● Your instructions
Quote the whole listing word for word. Do not include the pictures.

═══ Source records ═══

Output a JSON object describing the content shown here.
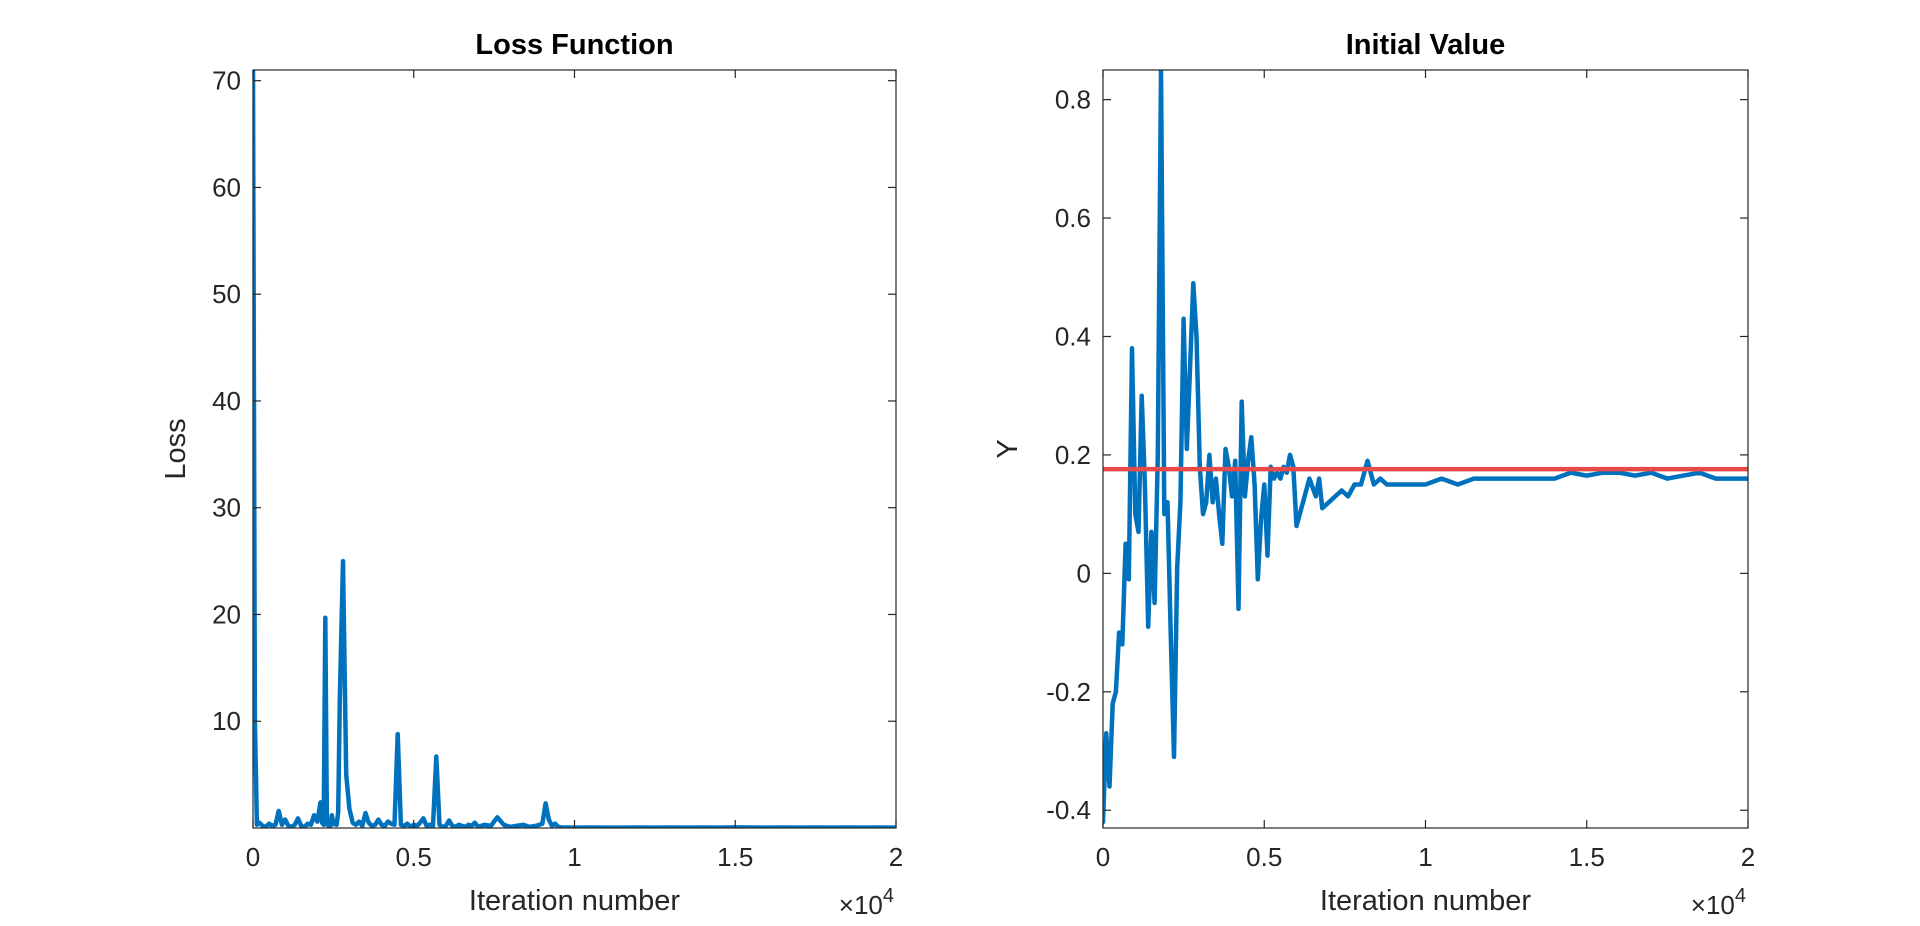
{
  "chart_data": [
    {
      "type": "line",
      "title": "Loss Function",
      "xlabel": "Iteration number",
      "ylabel": "Loss",
      "xlim": [
        0,
        20000
      ],
      "ylim": [
        0,
        71
      ],
      "x_exponent_label": "×10",
      "x_exponent": "4",
      "xticks": [
        0,
        5000,
        10000,
        15000,
        20000
      ],
      "xtick_labels": [
        "0",
        "0.5",
        "1",
        "1.5",
        "2"
      ],
      "yticks": [
        10,
        20,
        30,
        40,
        50,
        60,
        70
      ],
      "ytick_labels": [
        "10",
        "20",
        "30",
        "40",
        "50",
        "60",
        "70"
      ],
      "grid": false,
      "series": [
        {
          "color": "#0072bd",
          "x": [
            0,
            60,
            120,
            200,
            300,
            400,
            500,
            600,
            700,
            800,
            900,
            1000,
            1100,
            1200,
            1300,
            1400,
            1500,
            1600,
            1700,
            1800,
            1900,
            2000,
            2100,
            2150,
            2200,
            2250,
            2300,
            2350,
            2400,
            2450,
            2500,
            2600,
            2650,
            2700,
            2800,
            2900,
            3000,
            3100,
            3200,
            3300,
            3400,
            3500,
            3600,
            3700,
            3800,
            3900,
            4000,
            4100,
            4200,
            4300,
            4400,
            4500,
            4600,
            4700,
            4800,
            4900,
            5000,
            5100,
            5200,
            5300,
            5400,
            5500,
            5600,
            5700,
            5800,
            5900,
            6000,
            6100,
            6200,
            6300,
            6400,
            6500,
            6600,
            6700,
            6800,
            6900,
            7000,
            7200,
            7400,
            7600,
            7800,
            8000,
            8200,
            8400,
            8600,
            8800,
            9000,
            9100,
            9200,
            9300,
            9400,
            9500,
            9600,
            9700,
            9800,
            10000,
            10500,
            11000,
            11500,
            12000,
            12500,
            13000,
            13500,
            14000,
            14500,
            15000,
            15500,
            16000,
            16500,
            17000,
            17500,
            18000,
            18500,
            19000,
            19500,
            20000
          ],
          "y": [
            71,
            10,
            0.3,
            0.5,
            0.2,
            0.1,
            0.4,
            0.2,
            0.3,
            1.6,
            0.3,
            0.8,
            0.2,
            0.1,
            0.3,
            0.9,
            0.2,
            0.1,
            0.4,
            0.3,
            1.2,
            0.6,
            2.4,
            0.5,
            0.3,
            19.7,
            0.4,
            0.2,
            0.1,
            1.2,
            0.4,
            0.3,
            1.5,
            12,
            25,
            5,
            1.8,
            0.5,
            0.3,
            0.6,
            0.2,
            1.4,
            0.5,
            0.2,
            0.3,
            0.8,
            0.3,
            0.2,
            0.6,
            0.4,
            0.3,
            8.8,
            0.3,
            0.2,
            0.4,
            0.1,
            0.3,
            0.2,
            0.5,
            0.9,
            0.2,
            0.3,
            0.2,
            6.7,
            0.3,
            0.1,
            0.2,
            0.7,
            0.2,
            0.1,
            0.3,
            0.2,
            0.1,
            0.3,
            0.2,
            0.5,
            0.1,
            0.3,
            0.2,
            1.0,
            0.3,
            0.1,
            0.2,
            0.3,
            0.1,
            0.2,
            0.4,
            2.3,
            0.8,
            0.2,
            0.4,
            0.1,
            0.05,
            0.05,
            0.05,
            0.04,
            0.05,
            0.04,
            0.04,
            0.05,
            0.04,
            0.05,
            0.04,
            0.05,
            0.04,
            0.06,
            0.05,
            0.04,
            0.05,
            0.04,
            0.05,
            0.04,
            0.05,
            0.04,
            0.05,
            0.04
          ]
        }
      ]
    },
    {
      "type": "line",
      "title": "Initial Value",
      "xlabel": "Iteration number",
      "ylabel": "Y",
      "xlim": [
        0,
        20000
      ],
      "ylim": [
        -0.43,
        0.85
      ],
      "x_exponent_label": "×10",
      "x_exponent": "4",
      "xticks": [
        0,
        5000,
        10000,
        15000,
        20000
      ],
      "xtick_labels": [
        "0",
        "0.5",
        "1",
        "1.5",
        "2"
      ],
      "yticks": [
        -0.4,
        -0.2,
        0,
        0.2,
        0.4,
        0.6,
        0.8
      ],
      "ytick_labels": [
        "-0.4",
        "-0.2",
        "0",
        "0.2",
        "0.4",
        "0.6",
        "0.8"
      ],
      "grid": false,
      "series": [
        {
          "color": "#0072bd",
          "x": [
            0,
            100,
            200,
            300,
            400,
            500,
            600,
            700,
            800,
            900,
            1000,
            1100,
            1200,
            1300,
            1400,
            1500,
            1600,
            1700,
            1800,
            1900,
            2000,
            2100,
            2200,
            2300,
            2400,
            2500,
            2600,
            2700,
            2800,
            2900,
            3000,
            3100,
            3200,
            3300,
            3400,
            3500,
            3600,
            3700,
            3800,
            3900,
            4000,
            4100,
            4200,
            4300,
            4400,
            4500,
            4600,
            4700,
            4800,
            4900,
            5000,
            5100,
            5200,
            5300,
            5400,
            5500,
            5600,
            5700,
            5800,
            5900,
            6000,
            6200,
            6400,
            6600,
            6700,
            6800,
            7000,
            7200,
            7400,
            7600,
            7800,
            8000,
            8200,
            8400,
            8600,
            8800,
            9000,
            9300,
            9600,
            10000,
            10500,
            11000,
            11500,
            12000,
            12500,
            13000,
            13500,
            14000,
            14500,
            15000,
            15500,
            16000,
            16500,
            17000,
            17500,
            18000,
            18500,
            19000,
            19500,
            20000
          ],
          "y": [
            -0.42,
            -0.27,
            -0.36,
            -0.22,
            -0.2,
            -0.1,
            -0.12,
            0.05,
            -0.01,
            0.38,
            0.1,
            0.07,
            0.3,
            0.15,
            -0.09,
            0.07,
            -0.05,
            0.2,
            0.85,
            0.1,
            0.12,
            -0.1,
            -0.31,
            0.01,
            0.12,
            0.43,
            0.21,
            0.35,
            0.49,
            0.4,
            0.18,
            0.1,
            0.12,
            0.2,
            0.12,
            0.16,
            0.1,
            0.05,
            0.21,
            0.18,
            0.13,
            0.19,
            -0.06,
            0.29,
            0.13,
            0.19,
            0.23,
            0.15,
            -0.01,
            0.09,
            0.15,
            0.03,
            0.18,
            0.16,
            0.17,
            0.16,
            0.18,
            0.17,
            0.2,
            0.18,
            0.08,
            0.12,
            0.16,
            0.13,
            0.16,
            0.11,
            0.12,
            0.13,
            0.14,
            0.13,
            0.15,
            0.15,
            0.19,
            0.15,
            0.16,
            0.15,
            0.15,
            0.15,
            0.15,
            0.15,
            0.16,
            0.15,
            0.16,
            0.16,
            0.16,
            0.16,
            0.16,
            0.16,
            0.17,
            0.165,
            0.17,
            0.17,
            0.165,
            0.17,
            0.16,
            0.165,
            0.17,
            0.16,
            0.16,
            0.16
          ]
        },
        {
          "color": "#e84a4a",
          "x": [
            0,
            20000
          ],
          "y": [
            0.176,
            0.176
          ]
        }
      ]
    }
  ]
}
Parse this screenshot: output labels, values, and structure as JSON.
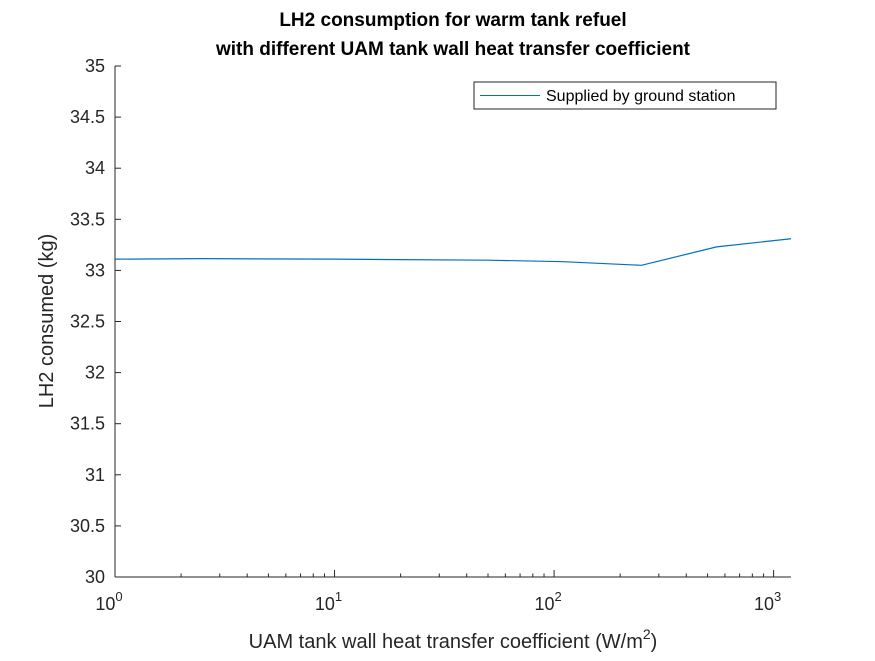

═══

● Exercise result
Output a JSON object describing the content shown here.
{
  "chart_data": [
    {
      "type": "line",
      "title": "Loss Function",
      "xlabel": "Iteration number",
      "ylabel": "Loss",
      "xlim": [
        0,
        20000
      ],
      "ylim": [
        0,
        71
      ],
      "x_exponent_label": "×10",
      "x_exponent": "4",
      "xticks": [
        0,
        5000,
        10000,
        15000,
        20000
      ],
      "xtick_labels": [
        "0",
        "0.5",
        "1",
        "1.5",
        "2"
      ],
      "yticks": [
        10,
        20,
        30,
        40,
        50,
        60,
        70
      ],
      "ytick_labels": [
        "10",
        "20",
        "30",
        "40",
        "50",
        "60",
        "70"
      ],
      "grid": false,
      "series": [
        {
          "color": "#0072bd",
          "x": [
            0,
            60,
            120,
            200,
            300,
            400,
            500,
            600,
            700,
            800,
            900,
            1000,
            1100,
            1200,
            1300,
            1400,
            1500,
            1600,
            1700,
            1800,
            1900,
            2000,
            2100,
            2150,
            2200,
            2250,
            2300,
            2350,
            2400,
            2450,
            2500,
            2600,
            2650,
            2700,
            2800,
            2900,
            3000,
            3100,
            3200,
            3300,
            3400,
            3500,
            3600,
            3700,
            3800,
            3900,
            4000,
            4100,
            4200,
            4300,
            4400,
            4500,
            4600,
            4700,
            4800,
            4900,
            5000,
            5100,
            5200,
            5300,
            5400,
            5500,
            5600,
            5700,
            5800,
            5900,
            6000,
            6100,
            6200,
            6300,
            6400,
            6500,
            6600,
            6700,
            6800,
            6900,
            7000,
            7200,
            7400,
            7600,
            7800,
            8000,
            8200,
            8400,
            8600,
            8800,
            9000,
            9100,
            9200,
            9300,
            9400,
            9500,
            9600,
            9700,
            9800,
            10000,
            10500,
            11000,
            11500,
            12000,
            12500,
            13000,
            13500,
            14000,
            14500,
            15000,
            15500,
            16000,
            16500,
            17000,
            17500,
            18000,
            18500,
            19000,
            19500,
            20000
          ],
          "y": [
            71,
            10,
            0.3,
            0.5,
            0.2,
            0.1,
            0.4,
            0.2,
            0.3,
            1.6,
            0.3,
            0.8,
            0.2,
            0.1,
            0.3,
            0.9,
            0.2,
            0.1,
            0.4,
            0.3,
            1.2,
            0.6,
            2.4,
            0.5,
            0.3,
            19.7,
            0.4,
            0.2,
            0.1,
            1.2,
            0.4,
            0.3,
            1.5,
            12,
            25,
            5,
            1.8,
            0.5,
            0.3,
            0.6,
            0.2,
            1.4,
            0.5,
            0.2,
            0.3,
            0.8,
            0.3,
            0.2,
            0.6,
            0.4,
            0.3,
            8.8,
            0.3,
            0.2,
            0.4,
            0.1,
            0.3,
            0.2,
            0.5,
            0.9,
            0.2,
            0.3,
            0.2,
            6.7,
            0.3,
            0.1,
            0.2,
            0.7,
            0.2,
            0.1,
            0.3,
            0.2,
            0.1,
            0.3,
            0.2,
            0.5,
            0.1,
            0.3,
            0.2,
            1.0,
            0.3,
            0.1,
            0.2,
            0.3,
            0.1,
            0.2,
            0.4,
            2.3,
            0.8,
            0.2,
            0.4,
            0.1,
            0.05,
            0.05,
            0.05,
            0.04,
            0.05,
            0.04,
            0.04,
            0.05,
            0.04,
            0.05,
            0.04,
            0.05,
            0.04,
            0.06,
            0.05,
            0.04,
            0.05,
            0.04,
            0.05,
            0.04,
            0.05,
            0.04,
            0.05,
            0.04
          ]
        }
      ]
    },
    {
      "type": "line",
      "title": "Initial Value",
      "xlabel": "Iteration number",
      "ylabel": "Y",
      "xlim": [
        0,
        20000
      ],
      "ylim": [
        -0.43,
        0.85
      ],
      "x_exponent_label": "×10",
      "x_exponent": "4",
      "xticks": [
        0,
        5000,
        10000,
        15000,
        20000
      ],
      "xtick_labels": [
        "0",
        "0.5",
        "1",
        "1.5",
        "2"
      ],
      "yticks": [
        -0.4,
        -0.2,
        0,
        0.2,
        0.4,
        0.6,
        0.8
      ],
      "ytick_labels": [
        "-0.4",
        "-0.2",
        "0",
        "0.2",
        "0.4",
        "0.6",
        "0.8"
      ],
      "grid": false,
      "series": [
        {
          "color": "#0072bd",
          "x": [
            0,
            100,
            200,
            300,
            400,
            500,
            600,
            700,
            800,
            900,
            1000,
            1100,
            1200,
            1300,
            1400,
            1500,
            1600,
            1700,
            1800,
            1900,
            2000,
            2100,
            2200,
            2300,
            2400,
            2500,
            2600,
            2700,
            2800,
            2900,
            3000,
            3100,
            3200,
            3300,
            3400,
            3500,
            3600,
            3700,
            3800,
            3900,
            4000,
            4100,
            4200,
            4300,
            4400,
            4500,
            4600,
            4700,
            4800,
            4900,
            5000,
            5100,
            5200,
            5300,
            5400,
            5500,
            5600,
            5700,
            5800,
            5900,
            6000,
            6200,
            6400,
            6600,
            6700,
            6800,
            7000,
            7200,
            7400,
            7600,
            7800,
            8000,
            8200,
            8400,
            8600,
            8800,
            9000,
            9300,
            9600,
            10000,
            10500,
            11000,
            11500,
            12000,
            12500,
            13000,
            13500,
            14000,
            14500,
            15000,
            15500,
            16000,
            16500,
            17000,
            17500,
            18000,
            18500,
            19000,
            19500,
            20000
          ],
          "y": [
            -0.42,
            -0.27,
            -0.36,
            -0.22,
            -0.2,
            -0.1,
            -0.12,
            0.05,
            -0.01,
            0.38,
            0.1,
            0.07,
            0.3,
            0.15,
            -0.09,
            0.07,
            -0.05,
            0.2,
            0.85,
            0.1,
            0.12,
            -0.1,
            -0.31,
            0.01,
            0.12,
            0.43,
            0.21,
            0.35,
            0.49,
            0.4,
            0.18,
            0.1,
            0.12,
            0.2,
            0.12,
            0.16,
            0.1,
            0.05,
            0.21,
            0.18,
            0.13,
            0.19,
            -0.06,
            0.29,
            0.13,
            0.19,
            0.23,
            0.15,
            -0.01,
            0.09,
            0.15,
            0.03,
            0.18,
            0.16,
            0.17,
            0.16,
            0.18,
            0.17,
            0.2,
            0.18,
            0.08,
            0.12,
            0.16,
            0.13,
            0.16,
            0.11,
            0.12,
            0.13,
            0.14,
            0.13,
            0.15,
            0.15,
            0.19,
            0.15,
            0.16,
            0.15,
            0.15,
            0.15,
            0.15,
            0.15,
            0.16,
            0.15,
            0.16,
            0.16,
            0.16,
            0.16,
            0.16,
            0.16,
            0.17,
            0.165,
            0.17,
            0.17,
            0.165,
            0.17,
            0.16,
            0.165,
            0.17,
            0.16,
            0.16,
            0.16
          ]
        },
        {
          "color": "#e84a4a",
          "x": [
            0,
            20000
          ],
          "y": [
            0.176,
            0.176
          ]
        }
      ]
    }
  ]
}
Parse this screenshot: output labels, values, and structure as JSON.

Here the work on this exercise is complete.